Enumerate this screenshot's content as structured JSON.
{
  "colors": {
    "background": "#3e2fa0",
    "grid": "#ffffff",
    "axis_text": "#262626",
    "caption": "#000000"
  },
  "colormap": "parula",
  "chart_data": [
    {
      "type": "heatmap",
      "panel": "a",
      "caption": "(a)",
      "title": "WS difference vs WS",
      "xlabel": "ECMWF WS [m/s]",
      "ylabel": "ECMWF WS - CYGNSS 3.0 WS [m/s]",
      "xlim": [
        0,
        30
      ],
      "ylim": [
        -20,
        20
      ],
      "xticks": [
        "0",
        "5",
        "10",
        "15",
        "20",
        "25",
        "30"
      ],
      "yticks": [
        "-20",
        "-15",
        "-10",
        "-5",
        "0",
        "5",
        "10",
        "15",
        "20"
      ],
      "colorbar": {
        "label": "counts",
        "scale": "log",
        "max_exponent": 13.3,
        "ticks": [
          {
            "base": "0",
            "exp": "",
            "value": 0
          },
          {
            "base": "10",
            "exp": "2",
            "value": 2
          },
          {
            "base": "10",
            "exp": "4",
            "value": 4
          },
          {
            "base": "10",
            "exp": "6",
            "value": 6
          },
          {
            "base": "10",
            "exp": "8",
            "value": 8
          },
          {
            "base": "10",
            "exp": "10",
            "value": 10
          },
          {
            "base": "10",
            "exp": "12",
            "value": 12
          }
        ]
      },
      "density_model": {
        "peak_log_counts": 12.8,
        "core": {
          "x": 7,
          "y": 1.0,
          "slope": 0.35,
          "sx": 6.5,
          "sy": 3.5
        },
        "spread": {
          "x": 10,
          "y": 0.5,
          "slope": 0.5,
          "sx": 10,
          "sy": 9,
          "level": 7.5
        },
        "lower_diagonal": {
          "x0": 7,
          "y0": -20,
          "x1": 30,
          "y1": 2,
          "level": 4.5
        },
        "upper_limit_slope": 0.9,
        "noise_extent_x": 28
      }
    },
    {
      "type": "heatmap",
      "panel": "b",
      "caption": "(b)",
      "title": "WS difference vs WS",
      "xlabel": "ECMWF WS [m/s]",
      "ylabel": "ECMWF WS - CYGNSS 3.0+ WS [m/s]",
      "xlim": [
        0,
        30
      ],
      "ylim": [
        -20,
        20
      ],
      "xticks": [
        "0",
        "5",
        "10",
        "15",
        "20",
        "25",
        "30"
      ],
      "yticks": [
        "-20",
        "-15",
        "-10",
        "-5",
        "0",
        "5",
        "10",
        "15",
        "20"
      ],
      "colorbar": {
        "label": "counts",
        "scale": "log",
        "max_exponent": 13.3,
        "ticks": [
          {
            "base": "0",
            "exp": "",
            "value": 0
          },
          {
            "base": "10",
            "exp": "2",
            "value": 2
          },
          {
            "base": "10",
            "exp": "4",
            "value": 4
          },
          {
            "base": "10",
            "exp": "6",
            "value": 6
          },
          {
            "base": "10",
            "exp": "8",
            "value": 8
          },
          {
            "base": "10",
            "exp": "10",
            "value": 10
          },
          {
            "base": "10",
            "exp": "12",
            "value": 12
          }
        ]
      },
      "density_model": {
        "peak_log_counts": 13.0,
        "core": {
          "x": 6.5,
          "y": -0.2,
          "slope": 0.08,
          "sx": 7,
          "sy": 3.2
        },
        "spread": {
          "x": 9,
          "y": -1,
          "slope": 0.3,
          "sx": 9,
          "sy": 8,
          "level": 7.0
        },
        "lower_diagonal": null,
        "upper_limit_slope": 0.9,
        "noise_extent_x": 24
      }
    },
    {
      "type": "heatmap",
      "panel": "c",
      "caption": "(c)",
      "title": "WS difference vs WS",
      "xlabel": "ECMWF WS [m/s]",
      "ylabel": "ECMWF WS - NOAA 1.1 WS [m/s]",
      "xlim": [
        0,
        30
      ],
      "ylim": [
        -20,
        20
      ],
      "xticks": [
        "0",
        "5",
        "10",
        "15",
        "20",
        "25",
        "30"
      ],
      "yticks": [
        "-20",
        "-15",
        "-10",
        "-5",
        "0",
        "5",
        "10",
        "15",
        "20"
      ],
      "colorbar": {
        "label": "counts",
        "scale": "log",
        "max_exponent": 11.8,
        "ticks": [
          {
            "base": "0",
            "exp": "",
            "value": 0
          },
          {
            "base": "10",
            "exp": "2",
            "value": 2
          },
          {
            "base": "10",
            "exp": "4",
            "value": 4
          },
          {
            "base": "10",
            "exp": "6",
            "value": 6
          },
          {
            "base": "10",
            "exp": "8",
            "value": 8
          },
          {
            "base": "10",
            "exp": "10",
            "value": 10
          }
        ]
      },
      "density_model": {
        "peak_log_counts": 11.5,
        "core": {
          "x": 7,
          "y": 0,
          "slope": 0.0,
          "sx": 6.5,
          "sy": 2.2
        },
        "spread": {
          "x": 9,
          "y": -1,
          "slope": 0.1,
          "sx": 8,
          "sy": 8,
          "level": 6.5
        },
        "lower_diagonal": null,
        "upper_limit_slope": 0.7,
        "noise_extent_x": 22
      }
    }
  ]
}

Set task: Give back the whole listing, word for word.

Response for this exercise:
Enumerate this screenshot's content as structured JSON.
{
  "colors": {
    "background": "#3e2fa0",
    "grid": "#ffffff",
    "axis_text": "#262626",
    "caption": "#000000"
  },
  "colormap": "parula",
  "chart_data": [
    {
      "type": "heatmap",
      "panel": "a",
      "caption": "(a)",
      "title": "WS difference vs WS",
      "xlabel": "ECMWF WS [m/s]",
      "ylabel": "ECMWF WS - CYGNSS 3.0 WS [m/s]",
      "xlim": [
        0,
        30
      ],
      "ylim": [
        -20,
        20
      ],
      "xticks": [
        "0",
        "5",
        "10",
        "15",
        "20",
        "25",
        "30"
      ],
      "yticks": [
        "-20",
        "-15",
        "-10",
        "-5",
        "0",
        "5",
        "10",
        "15",
        "20"
      ],
      "colorbar": {
        "label": "counts",
        "scale": "log",
        "max_exponent": 13.3,
        "ticks": [
          {
            "base": "0",
            "exp": "",
            "value": 0
          },
          {
            "base": "10",
            "exp": "2",
            "value": 2
          },
          {
            "base": "10",
            "exp": "4",
            "value": 4
          },
          {
            "base": "10",
            "exp": "6",
            "value": 6
          },
          {
            "base": "10",
            "exp": "8",
            "value": 8
          },
          {
            "base": "10",
            "exp": "10",
            "value": 10
          },
          {
            "base": "10",
            "exp": "12",
            "value": 12
          }
        ]
      },
      "density_model": {
        "peak_log_counts": 12.8,
        "core": {
          "x": 7,
          "y": 1.0,
          "slope": 0.35,
          "sx": 6.5,
          "sy": 3.5
        },
        "spread": {
          "x": 10,
          "y": 0.5,
          "slope": 0.5,
          "sx": 10,
          "sy": 9,
          "level": 7.5
        },
        "lower_diagonal": {
          "x0": 7,
          "y0": -20,
          "x1": 30,
          "y1": 2,
          "level": 4.5
        },
        "upper_limit_slope": 0.9,
        "noise_extent_x": 28
      }
    },
    {
      "type": "heatmap",
      "panel": "b",
      "caption": "(b)",
      "title": "WS difference vs WS",
      "xlabel": "ECMWF WS [m/s]",
      "ylabel": "ECMWF WS - CYGNSS 3.0+ WS [m/s]",
      "xlim": [
        0,
        30
      ],
      "ylim": [
        -20,
        20
      ],
      "xticks": [
        "0",
        "5",
        "10",
        "15",
        "20",
        "25",
        "30"
      ],
      "yticks": [
        "-20",
        "-15",
        "-10",
        "-5",
        "0",
        "5",
        "10",
        "15",
        "20"
      ],
      "colorbar": {
        "label": "counts",
        "scale": "log",
        "max_exponent": 13.3,
        "ticks": [
          {
            "base": "0",
            "exp": "",
            "value": 0
          },
          {
            "base": "10",
            "exp": "2",
            "value": 2
          },
          {
            "base": "10",
            "exp": "4",
            "value": 4
          },
          {
            "base": "10",
            "exp": "6",
            "value": 6
          },
          {
            "base": "10",
            "exp": "8",
            "value": 8
          },
          {
            "base": "10",
            "exp": "10",
            "value": 10
          },
          {
            "base": "10",
            "exp": "12",
            "value": 12
          }
        ]
      },
      "density_model": {
        "peak_log_counts": 13.0,
        "core": {
          "x": 6.5,
          "y": -0.2,
          "slope": 0.08,
          "sx": 7,
          "sy": 3.2
        },
        "spread": {
          "x": 9,
          "y": -1,
          "slope": 0.3,
          "sx": 9,
          "sy": 8,
          "level": 7.0
        },
        "lower_diagonal": null,
        "upper_limit_slope": 0.9,
        "noise_extent_x": 24
      }
    },
    {
      "type": "heatmap",
      "panel": "c",
      "caption": "(c)",
      "title": "WS difference vs WS",
      "xlabel": "ECMWF WS [m/s]",
      "ylabel": "ECMWF WS - NOAA 1.1 WS [m/s]",
      "xlim": [
        0,
        30
      ],
      "ylim": [
        -20,
        20
      ],
      "xticks": [
        "0",
        "5",
        "10",
        "15",
        "20",
        "25",
        "30"
      ],
      "yticks": [
        "-20",
        "-15",
        "-10",
        "-5",
        "0",
        "5",
        "10",
        "15",
        "20"
      ],
      "colorbar": {
        "label": "counts",
        "scale": "log",
        "max_exponent": 11.8,
        "ticks": [
          {
            "base": "0",
            "exp": "",
            "value": 0
          },
          {
            "base": "10",
            "exp": "2",
            "value": 2
          },
          {
            "base": "10",
            "exp": "4",
            "value": 4
          },
          {
            "base": "10",
            "exp": "6",
            "value": 6
          },
          {
            "base": "10",
            "exp": "8",
            "value": 8
          },
          {
            "base": "10",
            "exp": "10",
            "value": 10
          }
        ]
      },
      "density_model": {
        "peak_log_counts": 11.5,
        "core": {
          "x": 7,
          "y": 0,
          "slope": 0.0,
          "sx": 6.5,
          "sy": 2.2
        },
        "spread": {
          "x": 9,
          "y": -1,
          "slope": 0.1,
          "sx": 8,
          "sy": 8,
          "level": 6.5
        },
        "lower_diagonal": null,
        "upper_limit_slope": 0.7,
        "noise_extent_x": 22
      }
    }
  ]
}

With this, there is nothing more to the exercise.